[Directive] Exactly as they appear, output all of the records. Skip any images.

================

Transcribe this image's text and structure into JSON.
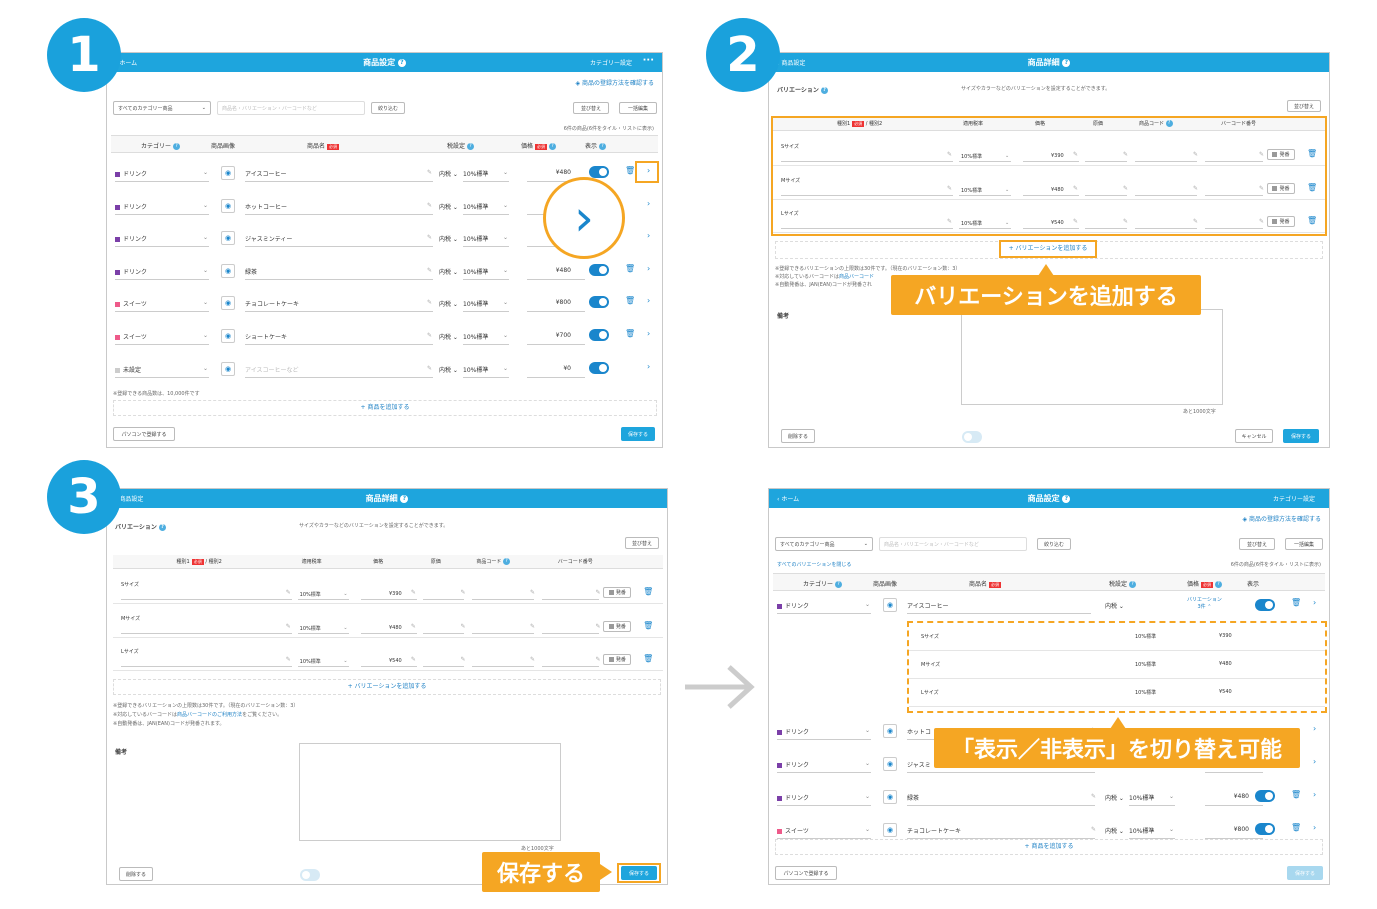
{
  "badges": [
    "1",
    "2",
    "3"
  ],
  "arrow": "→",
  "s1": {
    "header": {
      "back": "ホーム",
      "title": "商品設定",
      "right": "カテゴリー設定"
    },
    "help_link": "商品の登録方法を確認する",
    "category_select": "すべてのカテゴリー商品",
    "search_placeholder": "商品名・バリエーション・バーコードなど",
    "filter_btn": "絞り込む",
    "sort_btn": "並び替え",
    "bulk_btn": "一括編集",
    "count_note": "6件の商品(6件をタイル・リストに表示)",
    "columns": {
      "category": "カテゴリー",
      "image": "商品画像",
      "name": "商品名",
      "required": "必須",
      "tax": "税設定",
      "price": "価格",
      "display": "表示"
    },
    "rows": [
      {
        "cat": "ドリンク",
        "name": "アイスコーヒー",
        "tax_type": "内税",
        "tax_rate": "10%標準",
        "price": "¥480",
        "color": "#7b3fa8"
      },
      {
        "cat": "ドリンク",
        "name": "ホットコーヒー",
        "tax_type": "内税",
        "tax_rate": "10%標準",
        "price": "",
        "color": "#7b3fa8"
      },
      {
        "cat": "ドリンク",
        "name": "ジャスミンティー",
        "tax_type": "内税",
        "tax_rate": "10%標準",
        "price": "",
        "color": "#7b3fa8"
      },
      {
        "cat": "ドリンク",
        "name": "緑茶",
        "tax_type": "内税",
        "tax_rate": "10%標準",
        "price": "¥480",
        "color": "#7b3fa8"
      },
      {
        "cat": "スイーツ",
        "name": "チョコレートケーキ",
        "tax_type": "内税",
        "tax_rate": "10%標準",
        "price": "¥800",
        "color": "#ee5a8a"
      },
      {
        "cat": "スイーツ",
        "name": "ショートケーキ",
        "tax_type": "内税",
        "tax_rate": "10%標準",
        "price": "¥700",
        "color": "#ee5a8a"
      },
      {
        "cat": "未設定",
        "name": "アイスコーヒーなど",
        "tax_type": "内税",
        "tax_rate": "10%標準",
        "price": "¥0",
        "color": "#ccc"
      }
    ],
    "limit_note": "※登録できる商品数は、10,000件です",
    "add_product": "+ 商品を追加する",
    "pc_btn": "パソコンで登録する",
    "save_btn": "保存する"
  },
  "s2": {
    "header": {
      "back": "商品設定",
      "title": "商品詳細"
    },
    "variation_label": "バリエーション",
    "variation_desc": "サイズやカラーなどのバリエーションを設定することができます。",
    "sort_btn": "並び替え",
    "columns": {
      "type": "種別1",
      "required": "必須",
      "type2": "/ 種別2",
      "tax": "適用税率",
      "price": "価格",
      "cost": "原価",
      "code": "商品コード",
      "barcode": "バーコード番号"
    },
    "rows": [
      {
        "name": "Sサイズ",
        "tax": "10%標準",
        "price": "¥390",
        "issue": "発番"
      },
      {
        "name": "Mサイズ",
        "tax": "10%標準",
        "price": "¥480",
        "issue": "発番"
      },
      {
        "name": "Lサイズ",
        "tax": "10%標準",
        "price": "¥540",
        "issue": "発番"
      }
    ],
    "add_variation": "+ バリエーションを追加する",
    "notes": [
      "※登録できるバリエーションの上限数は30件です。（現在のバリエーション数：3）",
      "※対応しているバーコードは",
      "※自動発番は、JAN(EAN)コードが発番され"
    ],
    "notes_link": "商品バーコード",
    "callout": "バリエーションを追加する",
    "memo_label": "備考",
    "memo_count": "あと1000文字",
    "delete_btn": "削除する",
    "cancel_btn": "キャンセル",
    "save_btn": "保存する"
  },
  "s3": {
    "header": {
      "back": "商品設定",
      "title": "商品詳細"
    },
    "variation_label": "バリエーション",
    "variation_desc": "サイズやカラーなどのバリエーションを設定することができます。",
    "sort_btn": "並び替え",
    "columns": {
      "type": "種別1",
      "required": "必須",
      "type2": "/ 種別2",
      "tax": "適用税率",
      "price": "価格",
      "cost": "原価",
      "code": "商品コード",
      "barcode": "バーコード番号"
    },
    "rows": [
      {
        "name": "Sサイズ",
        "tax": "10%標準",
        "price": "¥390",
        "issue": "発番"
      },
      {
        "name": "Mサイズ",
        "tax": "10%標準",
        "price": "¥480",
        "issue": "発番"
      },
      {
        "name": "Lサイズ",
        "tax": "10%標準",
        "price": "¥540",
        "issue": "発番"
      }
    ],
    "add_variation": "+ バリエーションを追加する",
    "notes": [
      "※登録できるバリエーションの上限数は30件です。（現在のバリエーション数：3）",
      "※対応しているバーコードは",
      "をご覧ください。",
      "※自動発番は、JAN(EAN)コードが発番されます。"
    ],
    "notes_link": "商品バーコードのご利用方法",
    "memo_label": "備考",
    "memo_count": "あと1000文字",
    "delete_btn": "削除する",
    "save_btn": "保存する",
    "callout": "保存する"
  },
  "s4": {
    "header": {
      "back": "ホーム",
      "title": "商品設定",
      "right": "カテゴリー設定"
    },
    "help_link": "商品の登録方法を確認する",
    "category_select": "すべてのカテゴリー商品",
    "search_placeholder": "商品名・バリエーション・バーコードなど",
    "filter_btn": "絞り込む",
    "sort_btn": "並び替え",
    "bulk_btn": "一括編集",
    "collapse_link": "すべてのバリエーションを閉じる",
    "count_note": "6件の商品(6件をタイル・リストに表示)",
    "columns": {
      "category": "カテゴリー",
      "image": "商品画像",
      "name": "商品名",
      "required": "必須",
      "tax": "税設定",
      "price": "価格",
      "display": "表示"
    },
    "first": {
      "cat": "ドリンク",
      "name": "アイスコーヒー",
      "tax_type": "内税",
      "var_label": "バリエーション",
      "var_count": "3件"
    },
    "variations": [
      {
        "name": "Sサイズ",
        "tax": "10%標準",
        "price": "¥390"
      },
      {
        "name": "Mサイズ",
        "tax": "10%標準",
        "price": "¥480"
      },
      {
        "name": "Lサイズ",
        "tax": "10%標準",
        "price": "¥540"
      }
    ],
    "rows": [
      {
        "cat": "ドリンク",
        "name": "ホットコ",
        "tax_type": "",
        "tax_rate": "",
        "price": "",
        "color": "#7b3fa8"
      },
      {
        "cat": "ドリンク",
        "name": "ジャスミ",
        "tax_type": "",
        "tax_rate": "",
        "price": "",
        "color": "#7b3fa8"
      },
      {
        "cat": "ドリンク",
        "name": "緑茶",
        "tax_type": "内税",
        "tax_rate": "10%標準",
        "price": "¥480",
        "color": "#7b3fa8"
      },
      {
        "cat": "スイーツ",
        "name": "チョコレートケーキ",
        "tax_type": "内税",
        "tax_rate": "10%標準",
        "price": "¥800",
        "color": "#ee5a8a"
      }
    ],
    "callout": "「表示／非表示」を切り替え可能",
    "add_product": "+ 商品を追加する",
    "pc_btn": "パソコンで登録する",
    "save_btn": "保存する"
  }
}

================

[Task result]
Transcribe this image's text and structure into JSON.
{
  "badges": [
    "1",
    "2",
    "3"
  ],
  "arrow": "→",
  "s1": {
    "header": {
      "back": "ホーム",
      "title": "商品設定",
      "right": "カテゴリー設定"
    },
    "help_link": "商品の登録方法を確認する",
    "category_select": "すべてのカテゴリー商品",
    "search_placeholder": "商品名・バリエーション・バーコードなど",
    "filter_btn": "絞り込む",
    "sort_btn": "並び替え",
    "bulk_btn": "一括編集",
    "count_note": "6件の商品(6件をタイル・リストに表示)",
    "columns": {
      "category": "カテゴリー",
      "image": "商品画像",
      "name": "商品名",
      "required": "必須",
      "tax": "税設定",
      "price": "価格",
      "display": "表示"
    },
    "rows": [
      {
        "cat": "ドリンク",
        "name": "アイスコーヒー",
        "tax_type": "内税",
        "tax_rate": "10%標準",
        "price": "¥480",
        "color": "#7b3fa8"
      },
      {
        "cat": "ドリンク",
        "name": "ホットコーヒー",
        "tax_type": "内税",
        "tax_rate": "10%標準",
        "price": "",
        "color": "#7b3fa8"
      },
      {
        "cat": "ドリンク",
        "name": "ジャスミンティー",
        "tax_type": "内税",
        "tax_rate": "10%標準",
        "price": "",
        "color": "#7b3fa8"
      },
      {
        "cat": "ドリンク",
        "name": "緑茶",
        "tax_type": "内税",
        "tax_rate": "10%標準",
        "price": "¥480",
        "color": "#7b3fa8"
      },
      {
        "cat": "スイーツ",
        "name": "チョコレートケーキ",
        "tax_type": "内税",
        "tax_rate": "10%標準",
        "price": "¥800",
        "color": "#ee5a8a"
      },
      {
        "cat": "スイーツ",
        "name": "ショートケーキ",
        "tax_type": "内税",
        "tax_rate": "10%標準",
        "price": "¥700",
        "color": "#ee5a8a"
      },
      {
        "cat": "未設定",
        "name": "アイスコーヒーなど",
        "tax_type": "内税",
        "tax_rate": "10%標準",
        "price": "¥0",
        "color": "#ccc"
      }
    ],
    "limit_note": "※登録できる商品数は、10,000件です",
    "add_product": "+ 商品を追加する",
    "pc_btn": "パソコンで登録する",
    "save_btn": "保存する"
  },
  "s2": {
    "header": {
      "back": "商品設定",
      "title": "商品詳細"
    },
    "variation_label": "バリエーション",
    "variation_desc": "サイズやカラーなどのバリエーションを設定することができます。",
    "sort_btn": "並び替え",
    "columns": {
      "type": "種別1",
      "required": "必須",
      "type2": "/ 種別2",
      "tax": "適用税率",
      "price": "価格",
      "cost": "原価",
      "code": "商品コード",
      "barcode": "バーコード番号"
    },
    "rows": [
      {
        "name": "Sサイズ",
        "tax": "10%標準",
        "price": "¥390",
        "issue": "発番"
      },
      {
        "name": "Mサイズ",
        "tax": "10%標準",
        "price": "¥480",
        "issue": "発番"
      },
      {
        "name": "Lサイズ",
        "tax": "10%標準",
        "price": "¥540",
        "issue": "発番"
      }
    ],
    "add_variation": "+ バリエーションを追加する",
    "notes": [
      "※登録できるバリエーションの上限数は30件です。（現在のバリエーション数：3）",
      "※対応しているバーコードは",
      "※自動発番は、JAN(EAN)コードが発番され"
    ],
    "notes_link": "商品バーコード",
    "callout": "バリエーションを追加する",
    "memo_label": "備考",
    "memo_count": "あと1000文字",
    "delete_btn": "削除する",
    "cancel_btn": "キャンセル",
    "save_btn": "保存する"
  },
  "s3": {
    "header": {
      "back": "商品設定",
      "title": "商品詳細"
    },
    "variation_label": "バリエーション",
    "variation_desc": "サイズやカラーなどのバリエーションを設定することができます。",
    "sort_btn": "並び替え",
    "columns": {
      "type": "種別1",
      "required": "必須",
      "type2": "/ 種別2",
      "tax": "適用税率",
      "price": "価格",
      "cost": "原価",
      "code": "商品コード",
      "barcode": "バーコード番号"
    },
    "rows": [
      {
        "name": "Sサイズ",
        "tax": "10%標準",
        "price": "¥390",
        "issue": "発番"
      },
      {
        "name": "Mサイズ",
        "tax": "10%標準",
        "price": "¥480",
        "issue": "発番"
      },
      {
        "name": "Lサイズ",
        "tax": "10%標準",
        "price": "¥540",
        "issue": "発番"
      }
    ],
    "add_variation": "+ バリエーションを追加する",
    "notes": [
      "※登録できるバリエーションの上限数は30件です。（現在のバリエーション数：3）",
      "※対応しているバーコードは",
      "をご覧ください。",
      "※自動発番は、JAN(EAN)コードが発番されます。"
    ],
    "notes_link": "商品バーコードのご利用方法",
    "memo_label": "備考",
    "memo_count": "あと1000文字",
    "delete_btn": "削除する",
    "save_btn": "保存する",
    "callout": "保存する"
  },
  "s4": {
    "header": {
      "back": "ホーム",
      "title": "商品設定",
      "right": "カテゴリー設定"
    },
    "help_link": "商品の登録方法を確認する",
    "category_select": "すべてのカテゴリー商品",
    "search_placeholder": "商品名・バリエーション・バーコードなど",
    "filter_btn": "絞り込む",
    "sort_btn": "並び替え",
    "bulk_btn": "一括編集",
    "collapse_link": "すべてのバリエーションを閉じる",
    "count_note": "6件の商品(6件をタイル・リストに表示)",
    "columns": {
      "category": "カテゴリー",
      "image": "商品画像",
      "name": "商品名",
      "required": "必須",
      "tax": "税設定",
      "price": "価格",
      "display": "表示"
    },
    "first": {
      "cat": "ドリンク",
      "name": "アイスコーヒー",
      "tax_type": "内税",
      "var_label": "バリエーション",
      "var_count": "3件"
    },
    "variations": [
      {
        "name": "Sサイズ",
        "tax": "10%標準",
        "price": "¥390"
      },
      {
        "name": "Mサイズ",
        "tax": "10%標準",
        "price": "¥480"
      },
      {
        "name": "Lサイズ",
        "tax": "10%標準",
        "price": "¥540"
      }
    ],
    "rows": [
      {
        "cat": "ドリンク",
        "name": "ホットコ",
        "tax_type": "",
        "tax_rate": "",
        "price": "",
        "color": "#7b3fa8"
      },
      {
        "cat": "ドリンク",
        "name": "ジャスミ",
        "tax_type": "",
        "tax_rate": "",
        "price": "",
        "color": "#7b3fa8"
      },
      {
        "cat": "ドリンク",
        "name": "緑茶",
        "tax_type": "内税",
        "tax_rate": "10%標準",
        "price": "¥480",
        "color": "#7b3fa8"
      },
      {
        "cat": "スイーツ",
        "name": "チョコレートケーキ",
        "tax_type": "内税",
        "tax_rate": "10%標準",
        "price": "¥800",
        "color": "#ee5a8a"
      }
    ],
    "callout": "「表示／非表示」を切り替え可能",
    "add_product": "+ 商品を追加する",
    "pc_btn": "パソコンで登録する",
    "save_btn": "保存する"
  }
}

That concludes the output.